PROMPT: Using the records below, locate all lines containing "time" and return them.
>>>
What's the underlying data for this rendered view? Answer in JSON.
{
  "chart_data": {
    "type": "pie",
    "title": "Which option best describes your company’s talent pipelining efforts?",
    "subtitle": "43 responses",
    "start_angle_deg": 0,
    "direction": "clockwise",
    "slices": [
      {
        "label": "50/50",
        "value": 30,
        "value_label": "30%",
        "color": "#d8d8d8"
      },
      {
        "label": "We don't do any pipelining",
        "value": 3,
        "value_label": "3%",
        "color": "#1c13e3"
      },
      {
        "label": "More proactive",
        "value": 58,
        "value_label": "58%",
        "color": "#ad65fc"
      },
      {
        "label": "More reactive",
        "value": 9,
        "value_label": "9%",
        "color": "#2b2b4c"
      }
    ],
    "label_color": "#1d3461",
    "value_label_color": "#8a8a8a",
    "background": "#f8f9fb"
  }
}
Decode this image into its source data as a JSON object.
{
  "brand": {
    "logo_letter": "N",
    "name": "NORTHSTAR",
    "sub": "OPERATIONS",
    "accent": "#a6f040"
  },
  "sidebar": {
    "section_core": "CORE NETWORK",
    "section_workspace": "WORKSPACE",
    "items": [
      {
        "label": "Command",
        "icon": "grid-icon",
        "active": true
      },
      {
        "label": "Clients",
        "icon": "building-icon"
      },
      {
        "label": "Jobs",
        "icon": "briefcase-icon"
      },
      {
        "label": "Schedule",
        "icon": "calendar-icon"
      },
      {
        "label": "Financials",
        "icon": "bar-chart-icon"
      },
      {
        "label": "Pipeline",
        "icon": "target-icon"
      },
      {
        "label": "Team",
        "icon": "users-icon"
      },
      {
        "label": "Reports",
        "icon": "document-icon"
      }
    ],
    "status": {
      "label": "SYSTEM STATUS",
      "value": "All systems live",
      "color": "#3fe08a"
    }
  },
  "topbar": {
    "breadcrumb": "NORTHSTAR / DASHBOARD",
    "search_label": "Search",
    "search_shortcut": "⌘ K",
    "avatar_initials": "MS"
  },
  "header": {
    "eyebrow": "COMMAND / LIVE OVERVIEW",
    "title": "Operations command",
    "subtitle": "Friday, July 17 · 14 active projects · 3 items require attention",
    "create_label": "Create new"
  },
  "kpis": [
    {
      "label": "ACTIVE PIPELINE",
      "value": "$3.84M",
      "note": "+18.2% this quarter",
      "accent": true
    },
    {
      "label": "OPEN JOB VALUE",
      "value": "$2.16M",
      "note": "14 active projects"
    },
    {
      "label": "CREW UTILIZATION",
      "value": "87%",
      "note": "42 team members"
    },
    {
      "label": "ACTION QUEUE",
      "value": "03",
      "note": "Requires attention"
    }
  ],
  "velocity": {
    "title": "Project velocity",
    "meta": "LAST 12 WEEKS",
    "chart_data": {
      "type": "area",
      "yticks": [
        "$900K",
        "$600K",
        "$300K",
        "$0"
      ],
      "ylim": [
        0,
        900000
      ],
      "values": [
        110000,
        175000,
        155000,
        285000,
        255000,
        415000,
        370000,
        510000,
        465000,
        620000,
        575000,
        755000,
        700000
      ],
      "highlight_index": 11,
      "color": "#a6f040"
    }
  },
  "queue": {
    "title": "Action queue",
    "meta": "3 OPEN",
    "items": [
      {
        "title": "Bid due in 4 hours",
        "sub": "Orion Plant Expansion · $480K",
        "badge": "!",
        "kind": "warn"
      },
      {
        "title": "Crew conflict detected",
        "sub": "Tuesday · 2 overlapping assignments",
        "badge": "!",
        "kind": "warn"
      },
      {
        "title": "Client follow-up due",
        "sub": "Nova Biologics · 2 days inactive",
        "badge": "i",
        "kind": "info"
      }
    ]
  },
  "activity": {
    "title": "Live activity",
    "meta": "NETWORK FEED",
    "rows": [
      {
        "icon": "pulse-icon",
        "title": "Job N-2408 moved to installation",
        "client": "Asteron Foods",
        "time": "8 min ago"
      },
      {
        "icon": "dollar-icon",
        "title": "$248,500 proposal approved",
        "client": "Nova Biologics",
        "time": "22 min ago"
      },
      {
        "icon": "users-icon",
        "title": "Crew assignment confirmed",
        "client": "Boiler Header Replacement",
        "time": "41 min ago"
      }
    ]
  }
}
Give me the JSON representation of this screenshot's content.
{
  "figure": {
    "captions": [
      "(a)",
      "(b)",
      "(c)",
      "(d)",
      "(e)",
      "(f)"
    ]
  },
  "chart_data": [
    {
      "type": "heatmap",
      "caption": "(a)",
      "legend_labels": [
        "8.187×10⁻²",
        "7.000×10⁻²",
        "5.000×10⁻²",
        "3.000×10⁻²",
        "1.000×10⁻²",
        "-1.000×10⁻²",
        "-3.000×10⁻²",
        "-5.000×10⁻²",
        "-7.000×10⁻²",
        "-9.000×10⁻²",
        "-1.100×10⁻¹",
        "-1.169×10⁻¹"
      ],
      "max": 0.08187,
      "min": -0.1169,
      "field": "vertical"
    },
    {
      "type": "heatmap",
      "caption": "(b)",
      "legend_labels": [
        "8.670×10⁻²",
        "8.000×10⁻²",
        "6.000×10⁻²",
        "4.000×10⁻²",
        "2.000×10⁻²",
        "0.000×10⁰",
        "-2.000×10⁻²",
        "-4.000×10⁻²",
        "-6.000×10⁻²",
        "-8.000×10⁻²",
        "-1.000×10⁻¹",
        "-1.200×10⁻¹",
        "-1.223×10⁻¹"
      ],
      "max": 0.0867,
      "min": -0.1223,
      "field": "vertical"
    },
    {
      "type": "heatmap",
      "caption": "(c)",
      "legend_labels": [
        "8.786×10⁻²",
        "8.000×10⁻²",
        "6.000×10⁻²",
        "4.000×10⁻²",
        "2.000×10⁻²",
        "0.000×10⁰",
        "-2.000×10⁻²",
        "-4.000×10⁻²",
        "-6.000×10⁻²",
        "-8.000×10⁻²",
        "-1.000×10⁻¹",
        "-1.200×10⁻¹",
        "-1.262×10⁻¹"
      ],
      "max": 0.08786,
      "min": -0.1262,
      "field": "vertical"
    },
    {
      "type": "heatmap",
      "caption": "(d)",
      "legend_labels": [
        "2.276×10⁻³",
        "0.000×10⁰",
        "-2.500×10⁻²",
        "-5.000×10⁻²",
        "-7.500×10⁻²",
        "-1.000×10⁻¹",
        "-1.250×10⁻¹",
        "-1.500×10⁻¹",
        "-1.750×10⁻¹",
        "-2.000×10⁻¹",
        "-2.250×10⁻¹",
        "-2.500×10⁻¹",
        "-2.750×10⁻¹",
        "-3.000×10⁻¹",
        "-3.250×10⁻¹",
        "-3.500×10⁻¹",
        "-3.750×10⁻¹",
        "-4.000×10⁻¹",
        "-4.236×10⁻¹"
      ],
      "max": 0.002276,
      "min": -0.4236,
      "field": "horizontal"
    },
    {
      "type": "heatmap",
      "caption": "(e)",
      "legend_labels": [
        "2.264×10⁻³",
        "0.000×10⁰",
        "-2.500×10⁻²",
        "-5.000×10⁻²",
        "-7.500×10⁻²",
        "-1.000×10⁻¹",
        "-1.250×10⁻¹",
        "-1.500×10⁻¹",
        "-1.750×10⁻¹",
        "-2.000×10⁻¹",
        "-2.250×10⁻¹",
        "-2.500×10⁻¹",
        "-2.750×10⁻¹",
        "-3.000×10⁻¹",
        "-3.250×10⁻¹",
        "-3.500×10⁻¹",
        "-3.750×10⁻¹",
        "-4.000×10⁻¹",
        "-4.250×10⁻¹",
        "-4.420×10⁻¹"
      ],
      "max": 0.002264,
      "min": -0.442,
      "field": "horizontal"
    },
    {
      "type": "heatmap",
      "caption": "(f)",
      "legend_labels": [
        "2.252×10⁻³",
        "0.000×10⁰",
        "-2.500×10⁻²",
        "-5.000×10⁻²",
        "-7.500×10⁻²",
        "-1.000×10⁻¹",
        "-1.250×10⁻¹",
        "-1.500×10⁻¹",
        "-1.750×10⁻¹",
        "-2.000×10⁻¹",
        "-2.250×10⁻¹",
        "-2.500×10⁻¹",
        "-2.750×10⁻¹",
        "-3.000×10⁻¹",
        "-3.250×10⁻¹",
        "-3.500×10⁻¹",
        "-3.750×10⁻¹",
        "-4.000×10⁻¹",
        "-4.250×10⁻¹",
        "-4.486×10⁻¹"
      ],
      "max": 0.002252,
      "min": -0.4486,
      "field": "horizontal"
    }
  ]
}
<<<
FINAL RESULT:
        "time": "8 min ago"
        "time": "22 min ago"
        "time": "41 min ago"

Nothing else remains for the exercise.